Excerpts from a figure dataset
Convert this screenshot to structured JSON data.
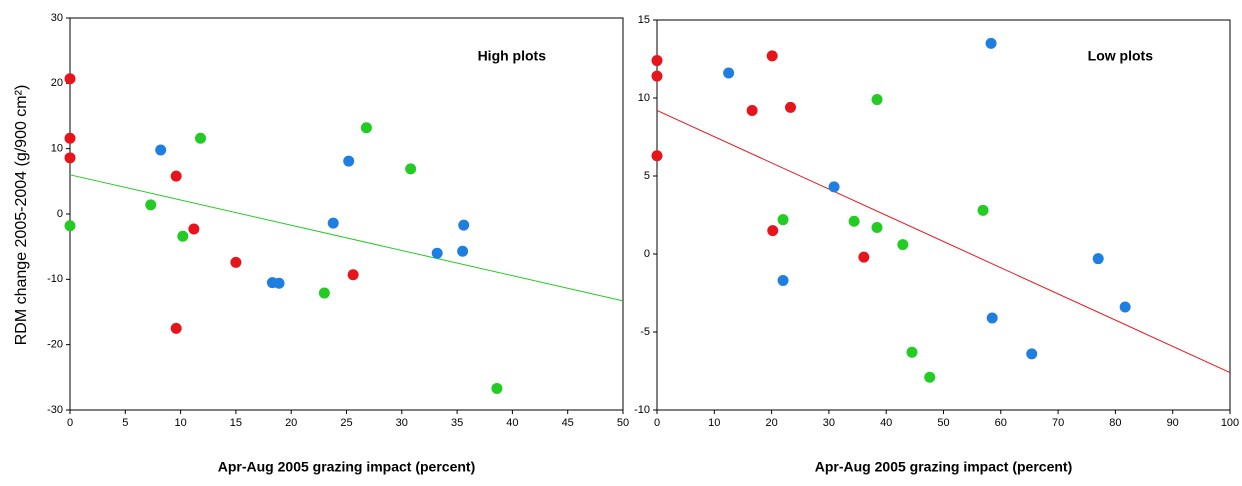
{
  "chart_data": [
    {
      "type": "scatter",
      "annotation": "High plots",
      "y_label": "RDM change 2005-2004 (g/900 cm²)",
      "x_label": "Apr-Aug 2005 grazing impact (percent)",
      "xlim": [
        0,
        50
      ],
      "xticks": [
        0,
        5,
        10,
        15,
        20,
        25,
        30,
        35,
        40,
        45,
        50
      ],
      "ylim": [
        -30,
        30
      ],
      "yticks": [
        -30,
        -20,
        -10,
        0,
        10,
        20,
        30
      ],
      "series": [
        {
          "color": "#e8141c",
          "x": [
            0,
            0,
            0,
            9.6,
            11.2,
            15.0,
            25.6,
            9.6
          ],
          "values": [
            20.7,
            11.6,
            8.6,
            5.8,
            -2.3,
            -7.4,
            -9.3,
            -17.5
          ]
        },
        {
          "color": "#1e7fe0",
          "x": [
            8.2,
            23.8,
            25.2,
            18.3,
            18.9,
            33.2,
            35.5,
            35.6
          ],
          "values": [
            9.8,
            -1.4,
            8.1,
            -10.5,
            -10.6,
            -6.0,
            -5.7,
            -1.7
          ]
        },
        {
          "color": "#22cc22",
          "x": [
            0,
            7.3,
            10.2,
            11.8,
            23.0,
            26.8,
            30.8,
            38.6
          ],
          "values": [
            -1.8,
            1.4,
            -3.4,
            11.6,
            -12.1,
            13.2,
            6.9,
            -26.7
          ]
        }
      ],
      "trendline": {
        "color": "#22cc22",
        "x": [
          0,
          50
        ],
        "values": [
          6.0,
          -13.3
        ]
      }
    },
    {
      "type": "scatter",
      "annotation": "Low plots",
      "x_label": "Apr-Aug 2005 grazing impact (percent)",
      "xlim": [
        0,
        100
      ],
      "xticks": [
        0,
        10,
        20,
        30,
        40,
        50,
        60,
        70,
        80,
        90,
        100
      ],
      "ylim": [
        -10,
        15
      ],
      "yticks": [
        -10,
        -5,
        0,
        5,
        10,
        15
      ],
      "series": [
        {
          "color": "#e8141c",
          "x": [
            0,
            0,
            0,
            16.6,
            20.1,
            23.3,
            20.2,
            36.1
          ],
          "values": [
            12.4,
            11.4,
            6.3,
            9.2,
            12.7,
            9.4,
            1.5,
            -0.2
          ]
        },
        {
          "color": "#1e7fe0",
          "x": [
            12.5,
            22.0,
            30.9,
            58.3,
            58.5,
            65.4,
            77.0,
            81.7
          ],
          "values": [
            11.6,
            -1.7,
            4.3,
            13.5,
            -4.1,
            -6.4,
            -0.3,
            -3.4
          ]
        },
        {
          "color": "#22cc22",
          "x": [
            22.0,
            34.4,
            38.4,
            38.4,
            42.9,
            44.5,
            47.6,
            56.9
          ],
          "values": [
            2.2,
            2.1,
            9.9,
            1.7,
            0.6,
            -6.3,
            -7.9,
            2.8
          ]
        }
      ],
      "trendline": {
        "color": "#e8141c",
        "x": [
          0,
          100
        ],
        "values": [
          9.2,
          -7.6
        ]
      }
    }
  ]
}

[Short exercise]:
Output the records above exactly; leave out the pictures.

[Solved exercise]:
Convert this screenshot to structured JSON data.
{
  "chart_data": [
    {
      "type": "scatter",
      "annotation": "High plots",
      "y_label": "RDM change 2005-2004 (g/900 cm²)",
      "x_label": "Apr-Aug 2005 grazing impact (percent)",
      "xlim": [
        0,
        50
      ],
      "xticks": [
        0,
        5,
        10,
        15,
        20,
        25,
        30,
        35,
        40,
        45,
        50
      ],
      "ylim": [
        -30,
        30
      ],
      "yticks": [
        -30,
        -20,
        -10,
        0,
        10,
        20,
        30
      ],
      "series": [
        {
          "color": "#e8141c",
          "x": [
            0,
            0,
            0,
            9.6,
            11.2,
            15.0,
            25.6,
            9.6
          ],
          "values": [
            20.7,
            11.6,
            8.6,
            5.8,
            -2.3,
            -7.4,
            -9.3,
            -17.5
          ]
        },
        {
          "color": "#1e7fe0",
          "x": [
            8.2,
            23.8,
            25.2,
            18.3,
            18.9,
            33.2,
            35.5,
            35.6
          ],
          "values": [
            9.8,
            -1.4,
            8.1,
            -10.5,
            -10.6,
            -6.0,
            -5.7,
            -1.7
          ]
        },
        {
          "color": "#22cc22",
          "x": [
            0,
            7.3,
            10.2,
            11.8,
            23.0,
            26.8,
            30.8,
            38.6
          ],
          "values": [
            -1.8,
            1.4,
            -3.4,
            11.6,
            -12.1,
            13.2,
            6.9,
            -26.7
          ]
        }
      ],
      "trendline": {
        "color": "#22cc22",
        "x": [
          0,
          50
        ],
        "values": [
          6.0,
          -13.3
        ]
      }
    },
    {
      "type": "scatter",
      "annotation": "Low plots",
      "x_label": "Apr-Aug 2005 grazing impact (percent)",
      "xlim": [
        0,
        100
      ],
      "xticks": [
        0,
        10,
        20,
        30,
        40,
        50,
        60,
        70,
        80,
        90,
        100
      ],
      "ylim": [
        -10,
        15
      ],
      "yticks": [
        -10,
        -5,
        0,
        5,
        10,
        15
      ],
      "series": [
        {
          "color": "#e8141c",
          "x": [
            0,
            0,
            0,
            16.6,
            20.1,
            23.3,
            20.2,
            36.1
          ],
          "values": [
            12.4,
            11.4,
            6.3,
            9.2,
            12.7,
            9.4,
            1.5,
            -0.2
          ]
        },
        {
          "color": "#1e7fe0",
          "x": [
            12.5,
            22.0,
            30.9,
            58.3,
            58.5,
            65.4,
            77.0,
            81.7
          ],
          "values": [
            11.6,
            -1.7,
            4.3,
            13.5,
            -4.1,
            -6.4,
            -0.3,
            -3.4
          ]
        },
        {
          "color": "#22cc22",
          "x": [
            22.0,
            34.4,
            38.4,
            38.4,
            42.9,
            44.5,
            47.6,
            56.9
          ],
          "values": [
            2.2,
            2.1,
            9.9,
            1.7,
            0.6,
            -6.3,
            -7.9,
            2.8
          ]
        }
      ],
      "trendline": {
        "color": "#e8141c",
        "x": [
          0,
          100
        ],
        "values": [
          9.2,
          -7.6
        ]
      }
    }
  ]
}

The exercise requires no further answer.